▶ Given exercise
Copy each line below in which the word "LayoutContext" occurs.

▶ Dataset extract
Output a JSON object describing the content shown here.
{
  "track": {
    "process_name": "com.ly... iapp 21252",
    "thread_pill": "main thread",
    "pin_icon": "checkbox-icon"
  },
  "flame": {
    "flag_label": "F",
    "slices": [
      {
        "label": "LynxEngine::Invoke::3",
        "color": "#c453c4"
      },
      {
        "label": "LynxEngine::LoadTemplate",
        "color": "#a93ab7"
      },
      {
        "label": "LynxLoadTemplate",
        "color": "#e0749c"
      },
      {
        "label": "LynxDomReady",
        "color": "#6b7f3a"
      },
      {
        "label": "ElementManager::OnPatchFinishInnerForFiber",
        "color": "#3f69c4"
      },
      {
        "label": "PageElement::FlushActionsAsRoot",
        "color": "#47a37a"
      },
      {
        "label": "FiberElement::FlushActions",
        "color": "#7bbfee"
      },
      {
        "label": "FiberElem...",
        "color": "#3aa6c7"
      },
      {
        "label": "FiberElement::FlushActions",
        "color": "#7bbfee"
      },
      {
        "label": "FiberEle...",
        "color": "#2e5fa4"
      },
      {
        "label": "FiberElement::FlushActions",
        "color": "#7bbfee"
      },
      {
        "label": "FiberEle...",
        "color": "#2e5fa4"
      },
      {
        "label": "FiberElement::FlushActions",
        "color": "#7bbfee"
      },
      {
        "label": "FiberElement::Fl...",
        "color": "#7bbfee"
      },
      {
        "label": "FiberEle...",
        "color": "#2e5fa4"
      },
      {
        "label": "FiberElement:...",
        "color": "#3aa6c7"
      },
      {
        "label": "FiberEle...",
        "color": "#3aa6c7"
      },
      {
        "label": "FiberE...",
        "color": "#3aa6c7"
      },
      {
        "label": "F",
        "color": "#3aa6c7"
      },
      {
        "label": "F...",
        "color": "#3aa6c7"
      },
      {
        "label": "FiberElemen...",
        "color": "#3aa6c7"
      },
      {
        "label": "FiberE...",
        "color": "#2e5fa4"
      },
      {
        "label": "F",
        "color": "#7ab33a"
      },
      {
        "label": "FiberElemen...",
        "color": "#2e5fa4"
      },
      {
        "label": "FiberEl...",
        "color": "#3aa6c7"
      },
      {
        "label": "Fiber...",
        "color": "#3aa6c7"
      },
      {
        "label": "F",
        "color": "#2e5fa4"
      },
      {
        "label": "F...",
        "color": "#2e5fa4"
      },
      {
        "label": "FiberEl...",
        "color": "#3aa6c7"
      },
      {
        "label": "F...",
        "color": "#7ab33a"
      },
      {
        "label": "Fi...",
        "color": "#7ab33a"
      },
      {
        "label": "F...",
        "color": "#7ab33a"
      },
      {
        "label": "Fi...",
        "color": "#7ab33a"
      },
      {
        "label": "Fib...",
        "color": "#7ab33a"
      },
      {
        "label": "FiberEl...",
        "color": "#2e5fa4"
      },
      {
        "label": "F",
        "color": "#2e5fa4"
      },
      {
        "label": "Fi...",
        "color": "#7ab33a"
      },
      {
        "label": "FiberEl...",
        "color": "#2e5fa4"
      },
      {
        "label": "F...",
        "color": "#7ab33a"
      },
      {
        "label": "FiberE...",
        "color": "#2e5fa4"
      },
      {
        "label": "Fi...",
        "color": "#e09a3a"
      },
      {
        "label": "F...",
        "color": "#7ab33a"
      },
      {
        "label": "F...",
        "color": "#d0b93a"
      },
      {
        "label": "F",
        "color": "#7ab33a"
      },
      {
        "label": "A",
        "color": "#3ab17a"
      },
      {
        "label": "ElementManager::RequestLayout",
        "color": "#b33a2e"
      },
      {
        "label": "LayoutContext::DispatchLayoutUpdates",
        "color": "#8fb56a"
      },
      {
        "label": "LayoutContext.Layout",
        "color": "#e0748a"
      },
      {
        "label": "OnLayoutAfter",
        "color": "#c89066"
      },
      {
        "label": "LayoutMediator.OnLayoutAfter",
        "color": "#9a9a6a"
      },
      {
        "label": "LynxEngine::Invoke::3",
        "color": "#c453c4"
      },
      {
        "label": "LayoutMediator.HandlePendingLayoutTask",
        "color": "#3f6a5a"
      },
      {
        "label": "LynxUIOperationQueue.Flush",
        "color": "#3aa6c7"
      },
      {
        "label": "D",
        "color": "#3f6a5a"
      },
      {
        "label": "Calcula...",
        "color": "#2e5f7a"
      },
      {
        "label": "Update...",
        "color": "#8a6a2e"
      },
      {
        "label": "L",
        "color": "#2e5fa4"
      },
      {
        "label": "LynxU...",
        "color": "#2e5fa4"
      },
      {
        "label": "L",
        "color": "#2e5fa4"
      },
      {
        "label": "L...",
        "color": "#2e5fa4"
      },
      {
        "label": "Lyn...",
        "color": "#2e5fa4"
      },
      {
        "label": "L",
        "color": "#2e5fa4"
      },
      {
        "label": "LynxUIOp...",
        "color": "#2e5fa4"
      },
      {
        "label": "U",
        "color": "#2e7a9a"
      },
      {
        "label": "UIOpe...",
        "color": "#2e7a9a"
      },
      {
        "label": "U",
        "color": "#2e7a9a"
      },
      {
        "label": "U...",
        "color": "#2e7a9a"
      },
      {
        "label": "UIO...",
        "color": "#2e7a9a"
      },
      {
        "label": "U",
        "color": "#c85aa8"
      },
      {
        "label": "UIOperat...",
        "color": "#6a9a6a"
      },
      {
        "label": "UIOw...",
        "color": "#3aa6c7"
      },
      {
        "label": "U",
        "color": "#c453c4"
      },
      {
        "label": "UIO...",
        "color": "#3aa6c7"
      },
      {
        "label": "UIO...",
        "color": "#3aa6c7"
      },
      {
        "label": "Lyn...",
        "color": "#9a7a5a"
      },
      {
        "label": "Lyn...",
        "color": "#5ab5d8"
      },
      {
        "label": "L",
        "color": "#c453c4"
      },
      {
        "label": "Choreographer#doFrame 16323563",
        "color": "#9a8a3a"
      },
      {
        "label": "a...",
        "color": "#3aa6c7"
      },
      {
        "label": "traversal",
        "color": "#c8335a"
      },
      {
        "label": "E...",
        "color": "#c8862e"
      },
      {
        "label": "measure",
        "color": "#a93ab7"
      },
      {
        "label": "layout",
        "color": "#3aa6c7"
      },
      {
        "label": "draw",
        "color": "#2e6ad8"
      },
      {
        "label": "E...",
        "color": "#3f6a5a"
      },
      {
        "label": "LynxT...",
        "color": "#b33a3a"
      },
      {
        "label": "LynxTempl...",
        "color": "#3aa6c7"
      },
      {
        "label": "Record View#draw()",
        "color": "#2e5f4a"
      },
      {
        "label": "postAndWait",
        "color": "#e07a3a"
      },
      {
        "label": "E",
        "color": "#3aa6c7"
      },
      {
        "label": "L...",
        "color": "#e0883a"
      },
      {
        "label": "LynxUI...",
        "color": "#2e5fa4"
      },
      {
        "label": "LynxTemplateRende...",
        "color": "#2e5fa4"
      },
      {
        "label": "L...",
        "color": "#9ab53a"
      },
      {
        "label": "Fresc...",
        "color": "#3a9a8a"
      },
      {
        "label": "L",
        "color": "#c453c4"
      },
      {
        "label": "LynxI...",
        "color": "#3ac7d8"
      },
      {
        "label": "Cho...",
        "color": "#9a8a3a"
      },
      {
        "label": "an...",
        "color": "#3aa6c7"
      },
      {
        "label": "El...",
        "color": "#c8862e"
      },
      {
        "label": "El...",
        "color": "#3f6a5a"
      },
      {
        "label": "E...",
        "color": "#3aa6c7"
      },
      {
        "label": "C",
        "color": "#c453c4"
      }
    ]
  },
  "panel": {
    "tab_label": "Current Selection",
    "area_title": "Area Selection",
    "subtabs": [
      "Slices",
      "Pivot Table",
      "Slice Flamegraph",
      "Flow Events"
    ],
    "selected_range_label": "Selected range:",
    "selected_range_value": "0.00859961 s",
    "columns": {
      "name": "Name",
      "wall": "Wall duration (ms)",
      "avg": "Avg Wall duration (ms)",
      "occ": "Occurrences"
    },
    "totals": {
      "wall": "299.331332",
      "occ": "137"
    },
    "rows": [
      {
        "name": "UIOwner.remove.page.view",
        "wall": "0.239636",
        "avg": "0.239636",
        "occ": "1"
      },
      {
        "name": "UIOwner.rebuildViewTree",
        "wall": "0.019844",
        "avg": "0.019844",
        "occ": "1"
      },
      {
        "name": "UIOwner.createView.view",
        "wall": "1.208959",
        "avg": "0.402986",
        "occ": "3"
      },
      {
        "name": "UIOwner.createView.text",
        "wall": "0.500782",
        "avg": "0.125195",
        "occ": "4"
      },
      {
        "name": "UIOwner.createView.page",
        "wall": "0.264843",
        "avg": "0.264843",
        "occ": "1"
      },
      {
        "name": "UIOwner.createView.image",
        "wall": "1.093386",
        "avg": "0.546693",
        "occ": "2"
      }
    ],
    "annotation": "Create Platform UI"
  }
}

▶ Correct result
        "label": "LayoutContext::DispatchLayoutUpdates",
        "label": "LayoutContext.Layout",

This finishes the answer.